[Data entries]
------------

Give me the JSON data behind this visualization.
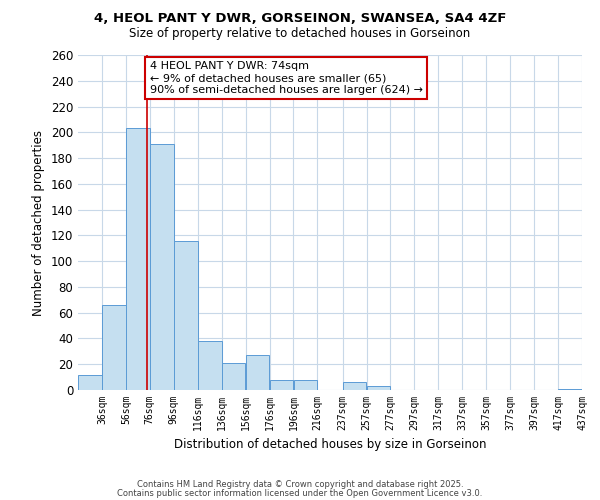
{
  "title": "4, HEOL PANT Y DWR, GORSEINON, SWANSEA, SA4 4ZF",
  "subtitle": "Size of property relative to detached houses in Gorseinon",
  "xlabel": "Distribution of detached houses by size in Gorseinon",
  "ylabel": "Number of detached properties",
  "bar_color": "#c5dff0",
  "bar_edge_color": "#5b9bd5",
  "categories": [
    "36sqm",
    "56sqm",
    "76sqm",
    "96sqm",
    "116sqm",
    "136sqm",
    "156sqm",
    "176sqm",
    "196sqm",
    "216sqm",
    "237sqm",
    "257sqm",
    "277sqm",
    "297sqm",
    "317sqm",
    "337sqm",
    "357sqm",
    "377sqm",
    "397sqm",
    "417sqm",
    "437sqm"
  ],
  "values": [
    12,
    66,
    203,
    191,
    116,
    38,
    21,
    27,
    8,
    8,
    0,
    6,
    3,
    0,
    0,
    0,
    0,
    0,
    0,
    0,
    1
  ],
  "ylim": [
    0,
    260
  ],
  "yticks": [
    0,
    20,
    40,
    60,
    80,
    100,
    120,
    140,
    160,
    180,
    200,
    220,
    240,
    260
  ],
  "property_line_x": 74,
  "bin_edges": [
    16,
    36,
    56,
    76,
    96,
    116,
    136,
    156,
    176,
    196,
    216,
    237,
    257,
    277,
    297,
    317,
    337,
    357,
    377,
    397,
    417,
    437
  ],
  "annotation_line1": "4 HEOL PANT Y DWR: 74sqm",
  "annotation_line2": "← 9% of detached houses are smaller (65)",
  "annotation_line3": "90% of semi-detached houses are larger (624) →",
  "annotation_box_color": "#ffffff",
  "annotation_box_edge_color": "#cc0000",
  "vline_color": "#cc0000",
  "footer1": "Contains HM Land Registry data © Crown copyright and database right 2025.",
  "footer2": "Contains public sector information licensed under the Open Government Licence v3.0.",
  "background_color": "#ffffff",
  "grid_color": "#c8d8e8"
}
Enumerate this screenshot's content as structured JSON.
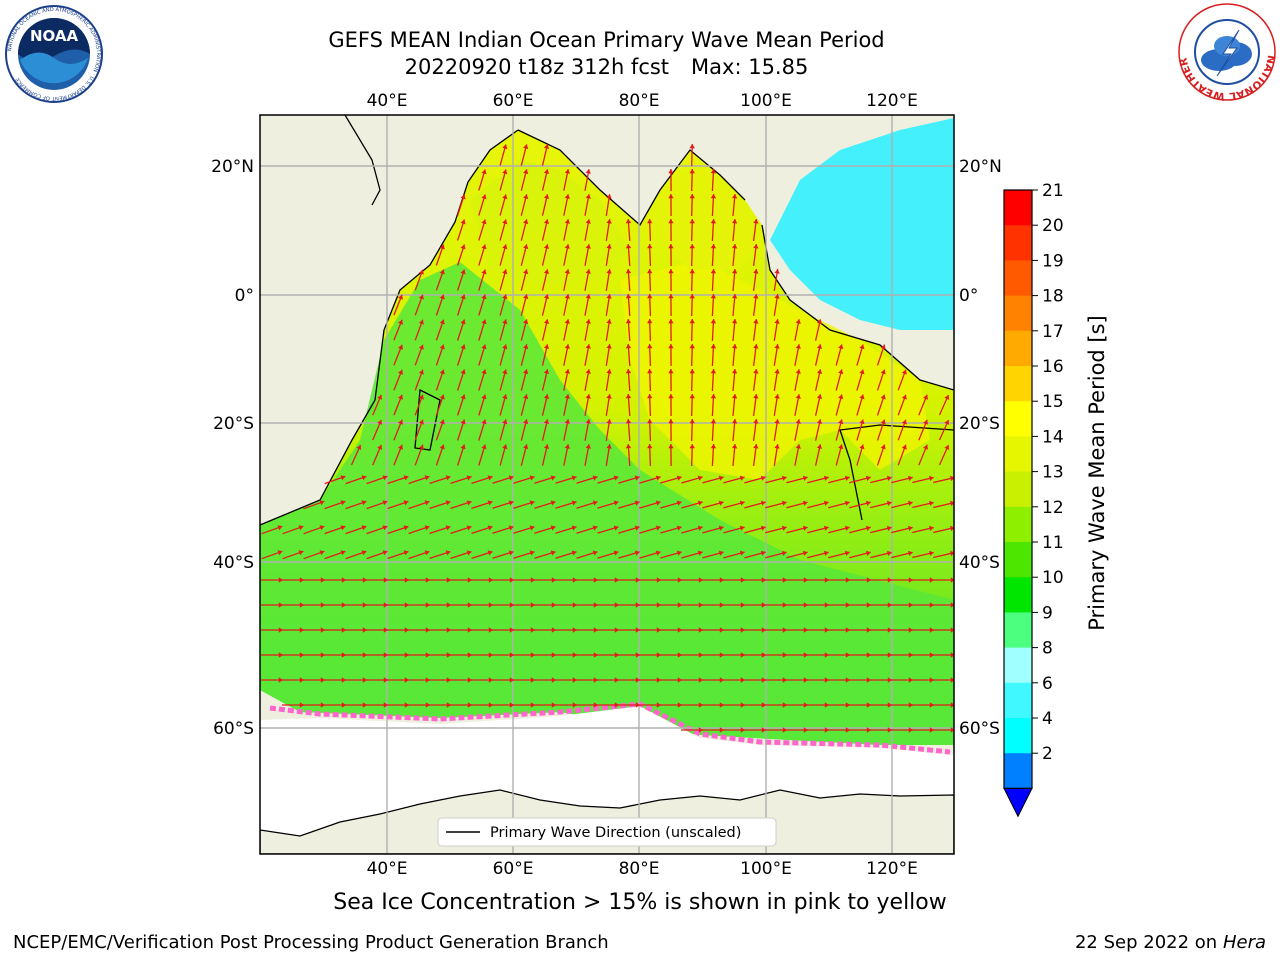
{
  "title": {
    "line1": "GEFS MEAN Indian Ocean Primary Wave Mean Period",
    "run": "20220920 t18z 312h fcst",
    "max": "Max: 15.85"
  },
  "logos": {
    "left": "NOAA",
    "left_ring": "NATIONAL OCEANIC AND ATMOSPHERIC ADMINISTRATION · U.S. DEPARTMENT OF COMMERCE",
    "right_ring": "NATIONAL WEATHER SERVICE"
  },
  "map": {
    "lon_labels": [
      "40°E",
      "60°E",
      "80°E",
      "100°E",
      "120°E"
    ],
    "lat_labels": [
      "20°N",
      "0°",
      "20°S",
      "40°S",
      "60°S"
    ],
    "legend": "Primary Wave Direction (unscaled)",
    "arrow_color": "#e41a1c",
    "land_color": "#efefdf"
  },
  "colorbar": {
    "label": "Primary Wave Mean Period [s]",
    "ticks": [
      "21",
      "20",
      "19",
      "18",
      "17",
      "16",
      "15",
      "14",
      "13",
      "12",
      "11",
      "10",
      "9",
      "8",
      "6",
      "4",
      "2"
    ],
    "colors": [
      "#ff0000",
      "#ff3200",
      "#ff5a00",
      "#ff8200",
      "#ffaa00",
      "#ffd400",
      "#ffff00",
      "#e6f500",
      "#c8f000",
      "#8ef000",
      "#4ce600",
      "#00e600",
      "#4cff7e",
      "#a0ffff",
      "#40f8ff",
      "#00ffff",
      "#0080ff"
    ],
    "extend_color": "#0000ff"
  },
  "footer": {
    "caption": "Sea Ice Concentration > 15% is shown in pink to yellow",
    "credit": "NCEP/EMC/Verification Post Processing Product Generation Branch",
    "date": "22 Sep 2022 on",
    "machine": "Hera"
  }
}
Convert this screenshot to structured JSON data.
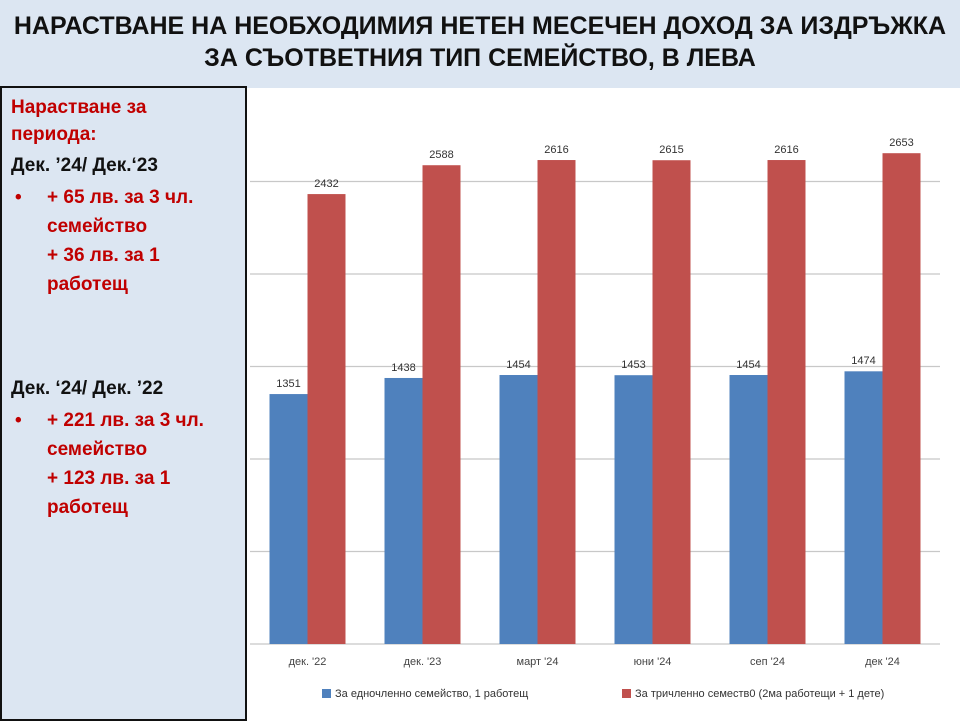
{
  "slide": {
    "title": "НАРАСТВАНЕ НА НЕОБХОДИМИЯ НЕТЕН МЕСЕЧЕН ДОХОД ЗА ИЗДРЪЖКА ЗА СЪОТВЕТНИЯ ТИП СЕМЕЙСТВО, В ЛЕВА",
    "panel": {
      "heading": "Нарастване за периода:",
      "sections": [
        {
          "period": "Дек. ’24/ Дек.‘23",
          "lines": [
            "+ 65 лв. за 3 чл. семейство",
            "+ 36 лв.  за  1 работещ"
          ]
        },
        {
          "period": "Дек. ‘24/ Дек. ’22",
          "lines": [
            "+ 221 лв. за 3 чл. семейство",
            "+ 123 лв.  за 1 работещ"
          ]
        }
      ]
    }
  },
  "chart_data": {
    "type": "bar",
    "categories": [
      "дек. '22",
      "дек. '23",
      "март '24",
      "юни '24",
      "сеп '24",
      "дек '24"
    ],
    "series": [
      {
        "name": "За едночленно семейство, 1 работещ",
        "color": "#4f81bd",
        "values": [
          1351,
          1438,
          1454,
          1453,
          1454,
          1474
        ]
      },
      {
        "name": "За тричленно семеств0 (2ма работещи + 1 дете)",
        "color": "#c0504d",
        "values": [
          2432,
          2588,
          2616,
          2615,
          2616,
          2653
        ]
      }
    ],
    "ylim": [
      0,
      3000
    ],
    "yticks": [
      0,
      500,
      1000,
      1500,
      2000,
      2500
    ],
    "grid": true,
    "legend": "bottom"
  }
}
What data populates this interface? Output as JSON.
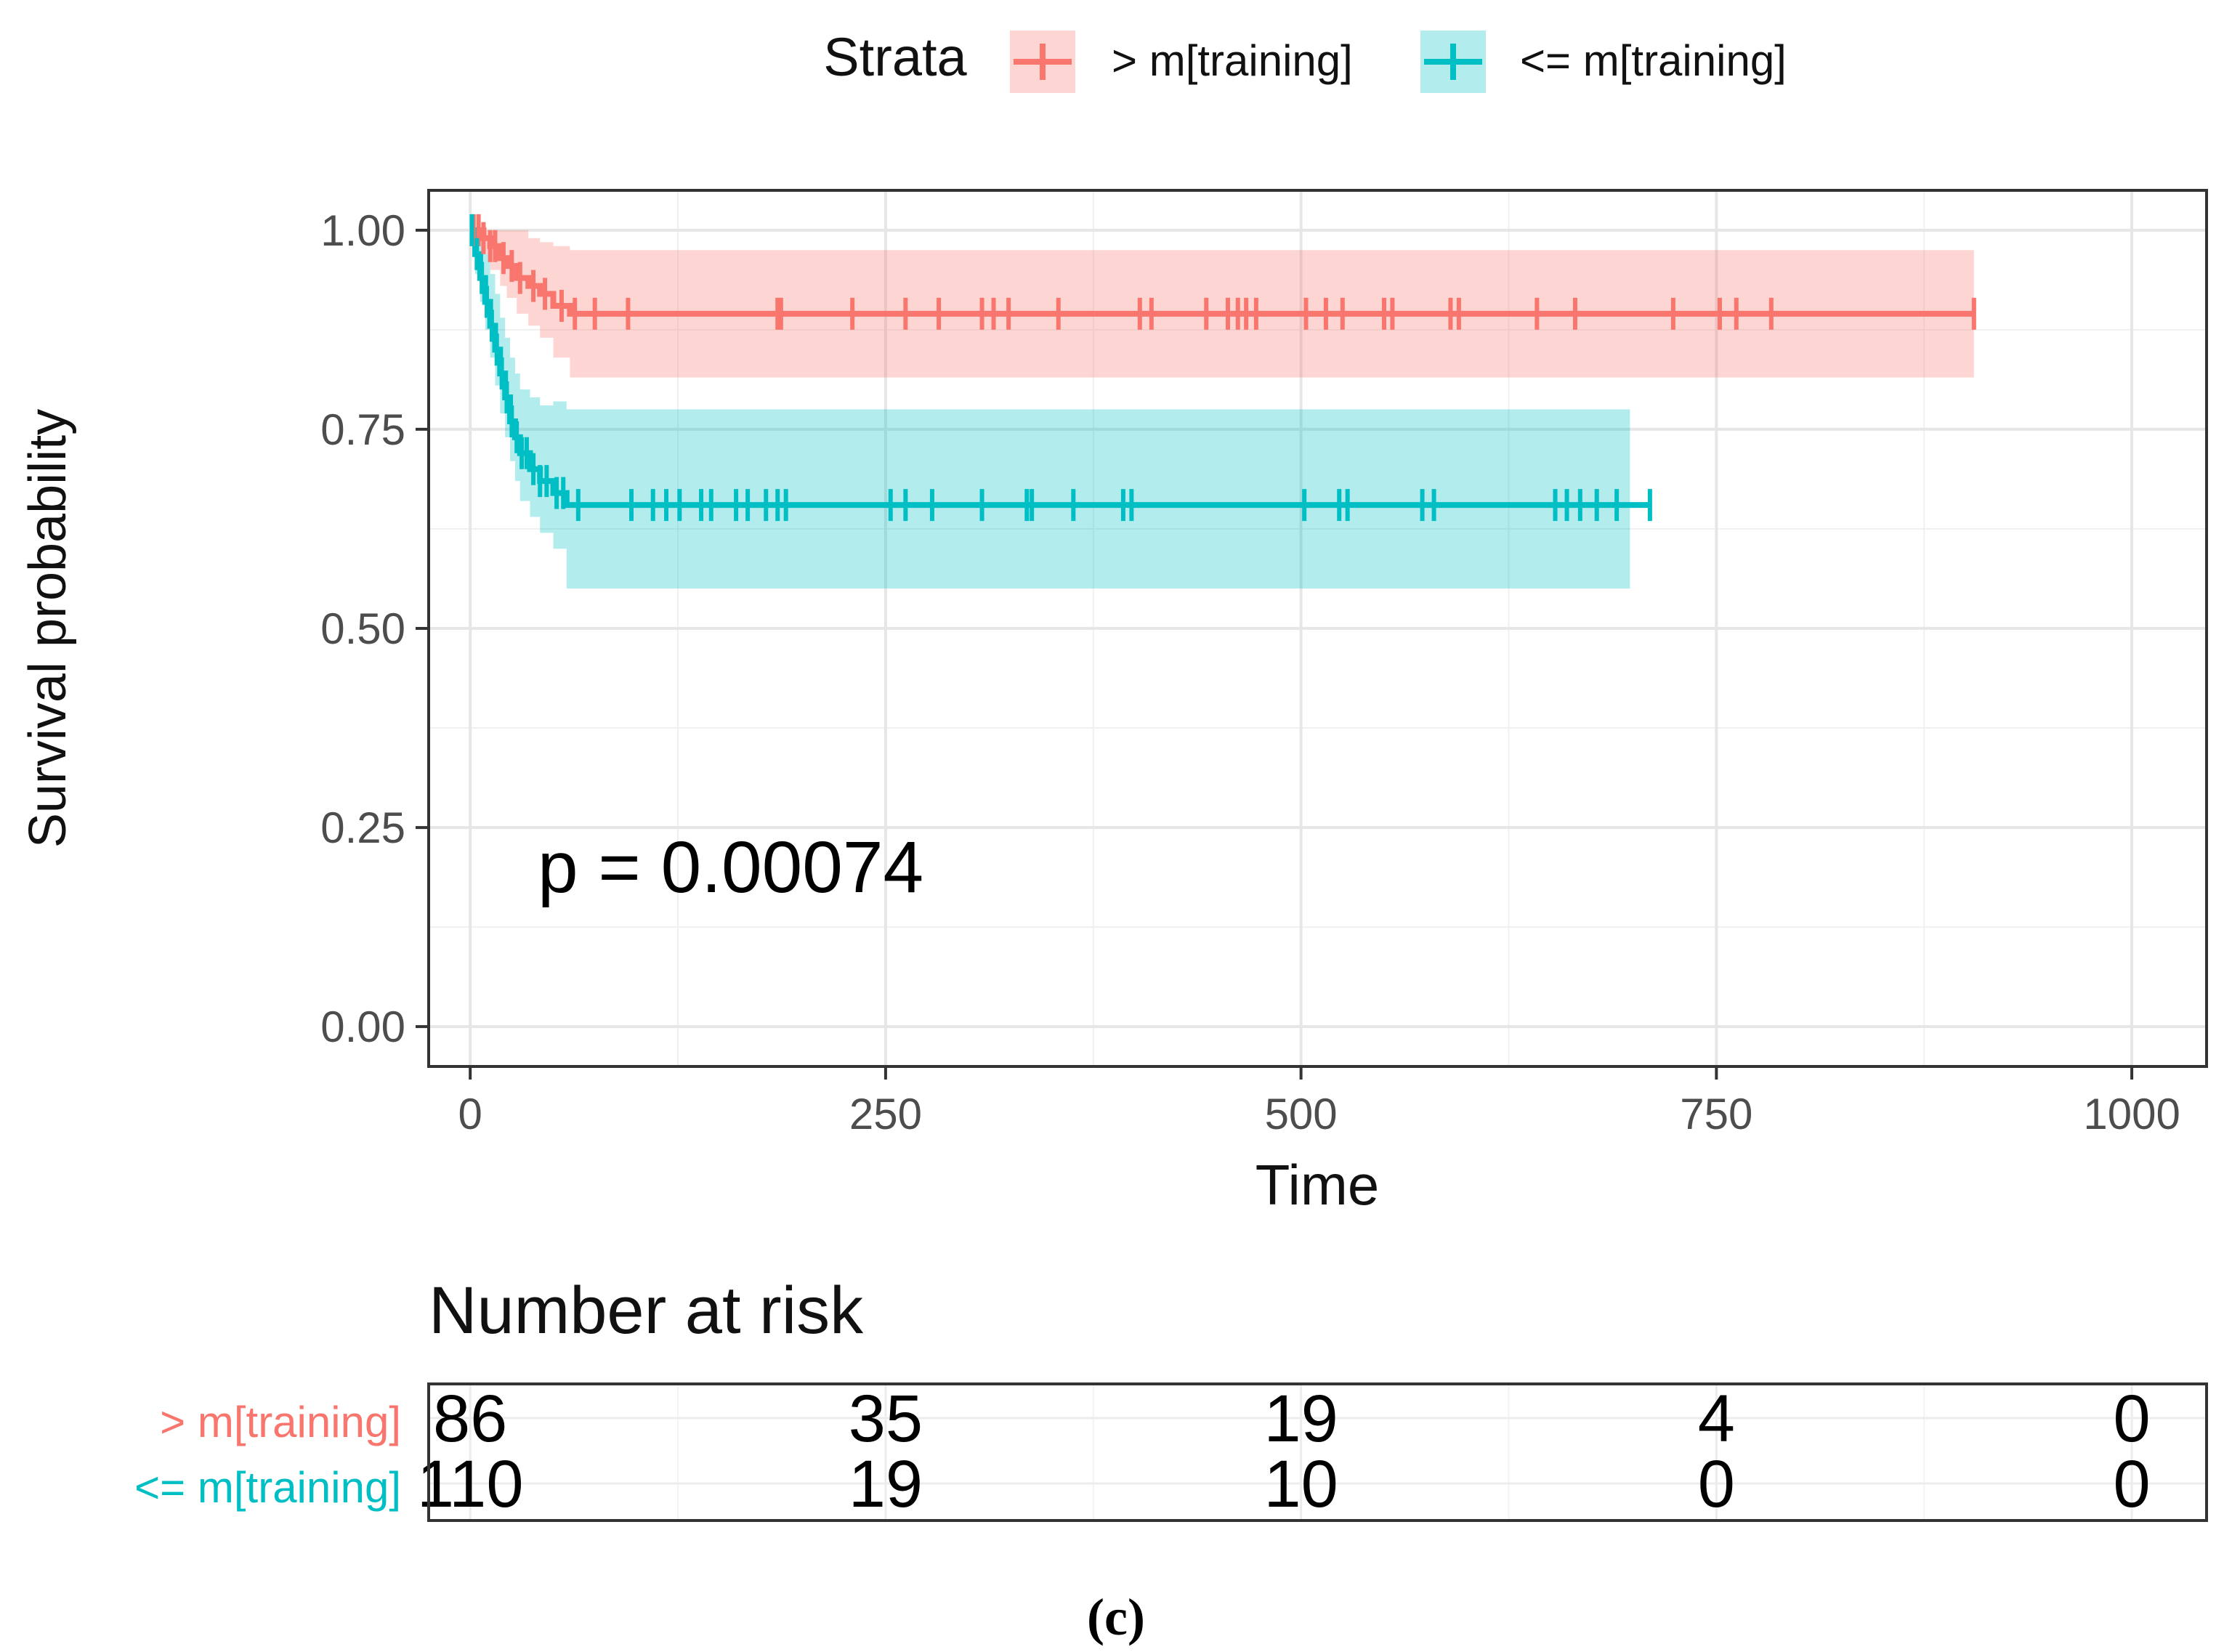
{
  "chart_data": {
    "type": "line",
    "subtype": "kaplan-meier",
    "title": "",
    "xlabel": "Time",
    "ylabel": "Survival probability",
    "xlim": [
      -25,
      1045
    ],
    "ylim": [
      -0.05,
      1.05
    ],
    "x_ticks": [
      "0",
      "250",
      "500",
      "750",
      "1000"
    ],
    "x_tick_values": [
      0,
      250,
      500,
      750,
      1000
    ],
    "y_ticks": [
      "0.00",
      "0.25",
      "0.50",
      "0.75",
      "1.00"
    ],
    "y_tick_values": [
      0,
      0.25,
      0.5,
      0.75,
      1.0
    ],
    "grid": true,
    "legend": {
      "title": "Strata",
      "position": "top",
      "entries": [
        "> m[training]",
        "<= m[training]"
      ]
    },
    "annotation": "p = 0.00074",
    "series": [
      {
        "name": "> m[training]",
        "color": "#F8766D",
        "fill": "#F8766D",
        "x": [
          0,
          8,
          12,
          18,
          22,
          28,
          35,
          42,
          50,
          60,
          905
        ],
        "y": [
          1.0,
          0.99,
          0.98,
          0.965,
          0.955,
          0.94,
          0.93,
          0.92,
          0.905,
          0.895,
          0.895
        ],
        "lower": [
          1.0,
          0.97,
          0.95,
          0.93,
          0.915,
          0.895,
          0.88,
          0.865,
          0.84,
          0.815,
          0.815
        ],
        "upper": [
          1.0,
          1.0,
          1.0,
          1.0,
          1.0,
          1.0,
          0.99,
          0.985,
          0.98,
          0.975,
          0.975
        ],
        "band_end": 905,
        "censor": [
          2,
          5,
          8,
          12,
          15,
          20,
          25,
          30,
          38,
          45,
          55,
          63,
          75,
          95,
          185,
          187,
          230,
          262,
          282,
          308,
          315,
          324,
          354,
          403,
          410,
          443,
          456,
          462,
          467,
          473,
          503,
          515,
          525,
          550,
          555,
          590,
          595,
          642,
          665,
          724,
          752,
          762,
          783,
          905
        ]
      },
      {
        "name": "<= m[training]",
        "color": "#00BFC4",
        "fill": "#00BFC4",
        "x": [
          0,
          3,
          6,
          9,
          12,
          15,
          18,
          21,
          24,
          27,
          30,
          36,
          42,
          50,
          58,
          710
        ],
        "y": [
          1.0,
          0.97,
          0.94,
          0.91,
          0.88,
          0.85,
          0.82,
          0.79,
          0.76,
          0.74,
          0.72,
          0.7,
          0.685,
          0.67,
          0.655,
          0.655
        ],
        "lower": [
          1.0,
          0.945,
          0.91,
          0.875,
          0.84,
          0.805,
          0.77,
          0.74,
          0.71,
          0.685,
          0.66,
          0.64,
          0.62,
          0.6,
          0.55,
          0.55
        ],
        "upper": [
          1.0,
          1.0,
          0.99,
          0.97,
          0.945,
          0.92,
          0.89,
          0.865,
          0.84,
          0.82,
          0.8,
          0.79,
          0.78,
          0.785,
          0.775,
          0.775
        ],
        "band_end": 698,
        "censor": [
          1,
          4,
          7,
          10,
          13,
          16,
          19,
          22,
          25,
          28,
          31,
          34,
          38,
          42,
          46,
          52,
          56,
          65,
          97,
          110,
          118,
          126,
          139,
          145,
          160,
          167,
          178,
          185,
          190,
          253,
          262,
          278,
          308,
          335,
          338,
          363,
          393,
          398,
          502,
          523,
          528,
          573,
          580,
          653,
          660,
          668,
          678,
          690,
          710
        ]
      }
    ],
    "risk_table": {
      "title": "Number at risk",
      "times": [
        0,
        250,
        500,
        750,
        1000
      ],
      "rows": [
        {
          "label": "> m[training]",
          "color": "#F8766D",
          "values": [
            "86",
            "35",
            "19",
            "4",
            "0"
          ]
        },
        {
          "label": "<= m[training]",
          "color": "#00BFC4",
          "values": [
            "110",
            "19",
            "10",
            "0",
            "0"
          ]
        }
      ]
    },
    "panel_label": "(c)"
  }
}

------------

• TASK OBJECTIVE:
Look through the material and copy each line that has "NATIONAL".

• ANSWER IN FULL:
    "left_ring": "NATIONAL OCEANIC AND ATMOSPHERIC ADMINISTRATION · U.S. DEPARTMENT OF COMMERCE",
    "right_ring": "NATIONAL WEATHER SERVICE"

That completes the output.